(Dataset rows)
····················

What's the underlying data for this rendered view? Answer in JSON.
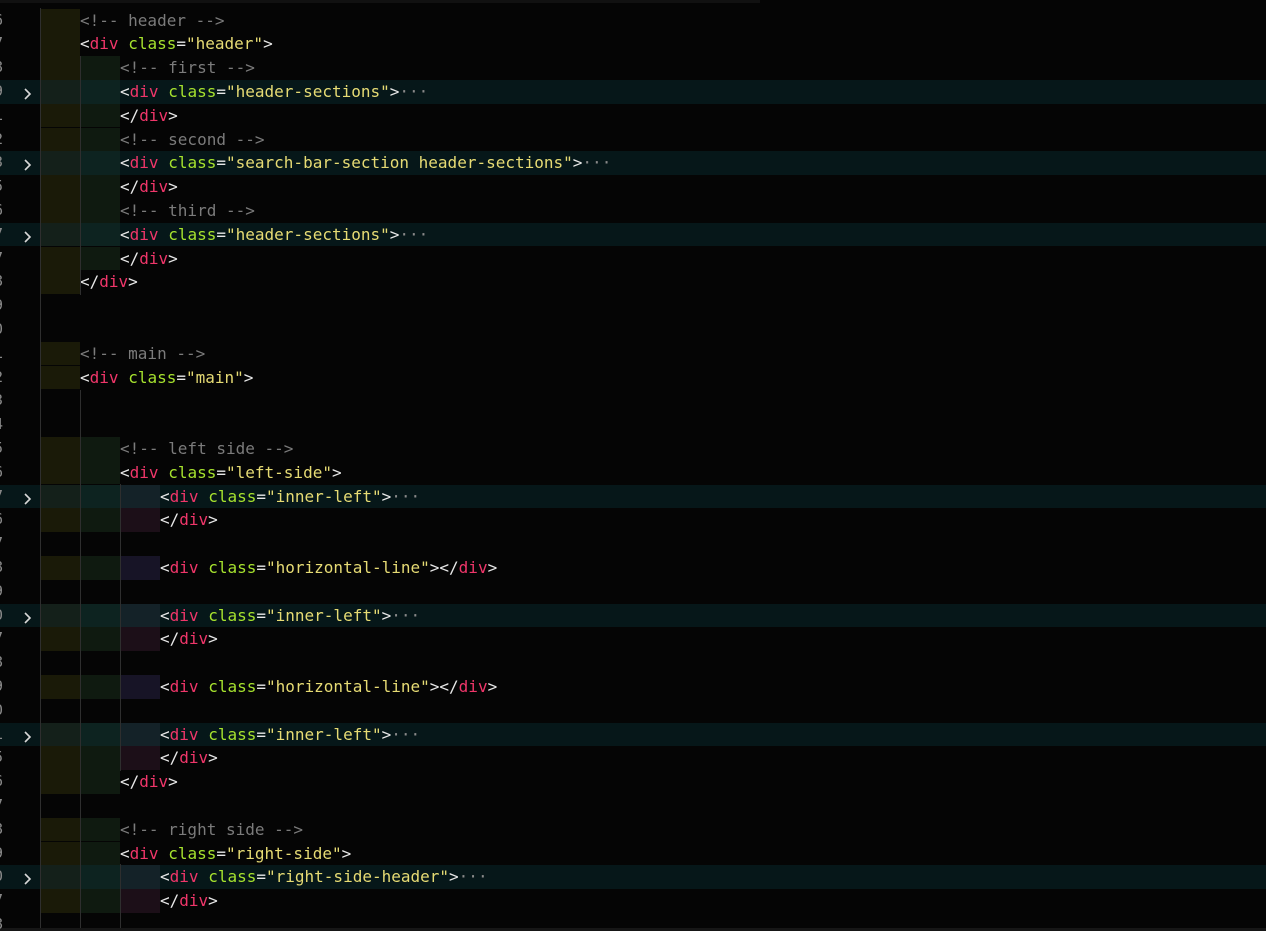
{
  "editor": {
    "colors": {
      "background": "#050505",
      "tag": "#f0366a",
      "attribute": "#a6e22e",
      "string": "#e6db74",
      "comment": "#7b7b7b",
      "folded_line_bg": "#061719"
    },
    "fold_icon": "chevron-right-icon",
    "ellipsis": "···",
    "lines": [
      {
        "num": "6",
        "depth": 1,
        "comment": "<!-- header -->"
      },
      {
        "num": "7",
        "depth": 1,
        "tag": "div",
        "cls": "header"
      },
      {
        "num": "8",
        "depth": 2,
        "comment": "<!-- first -->"
      },
      {
        "num": "9",
        "depth": 2,
        "tag": "div",
        "cls": "header-sections",
        "folded": true
      },
      {
        "num": "1",
        "depth": 2,
        "close": "div"
      },
      {
        "num": "2",
        "depth": 2,
        "comment": "<!-- second -->"
      },
      {
        "num": "3",
        "depth": 2,
        "tag": "div",
        "cls": "search-bar-section header-sections",
        "folded": true
      },
      {
        "num": "5",
        "depth": 2,
        "close": "div"
      },
      {
        "num": "6",
        "depth": 2,
        "comment": "<!-- third -->"
      },
      {
        "num": "7",
        "depth": 2,
        "tag": "div",
        "cls": "header-sections",
        "folded": true
      },
      {
        "num": "7",
        "depth": 2,
        "close": "div"
      },
      {
        "num": "8",
        "depth": 1,
        "close": "div"
      },
      {
        "num": "9",
        "depth": 0,
        "blank": true
      },
      {
        "num": "0",
        "depth": 0,
        "blank": true
      },
      {
        "num": "1",
        "depth": 1,
        "comment": "<!-- main -->"
      },
      {
        "num": "2",
        "depth": 1,
        "tag": "div",
        "cls": "main"
      },
      {
        "num": "3",
        "depth": 0,
        "blank": true
      },
      {
        "num": "4",
        "depth": 0,
        "blank": true
      },
      {
        "num": "5",
        "depth": 2,
        "comment": "<!-- left side -->"
      },
      {
        "num": "6",
        "depth": 2,
        "tag": "div",
        "cls": "left-side"
      },
      {
        "num": "7",
        "depth": 3,
        "tag": "div",
        "cls": "inner-left",
        "folded": true
      },
      {
        "num": "6",
        "depth": 3,
        "close": "div"
      },
      {
        "num": "7",
        "depth": 0,
        "blank": true
      },
      {
        "num": "8",
        "depth": 3,
        "tag": "div",
        "cls": "horizontal-line",
        "selfclose": "div"
      },
      {
        "num": "9",
        "depth": 0,
        "blank": true
      },
      {
        "num": "0",
        "depth": 3,
        "tag": "div",
        "cls": "inner-left",
        "folded": true
      },
      {
        "num": "7",
        "depth": 3,
        "close": "div"
      },
      {
        "num": "8",
        "depth": 0,
        "blank": true
      },
      {
        "num": "9",
        "depth": 3,
        "tag": "div",
        "cls": "horizontal-line",
        "selfclose": "div"
      },
      {
        "num": "0",
        "depth": 0,
        "blank": true
      },
      {
        "num": "1",
        "depth": 3,
        "tag": "div",
        "cls": "inner-left",
        "folded": true
      },
      {
        "num": "5",
        "depth": 3,
        "close": "div"
      },
      {
        "num": "6",
        "depth": 2,
        "close": "div"
      },
      {
        "num": "7",
        "depth": 0,
        "blank": true
      },
      {
        "num": "8",
        "depth": 2,
        "comment": "<!-- right side -->"
      },
      {
        "num": "9",
        "depth": 2,
        "tag": "div",
        "cls": "right-side"
      },
      {
        "num": "0",
        "depth": 3,
        "tag": "div",
        "cls": "right-side-header",
        "folded": true
      },
      {
        "num": "7",
        "depth": 3,
        "close": "div"
      },
      {
        "num": "8",
        "depth": 0,
        "blank": true
      }
    ]
  }
}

····················

** Given exercise **
Every line of the records that includes the word "right" should be gathered.

** Result of the exercise **
    "fold_icon": "chevron-right-icon",
        "comment": "<!-- right side -->"
        "cls": "right-side"
        "cls": "right-side-header",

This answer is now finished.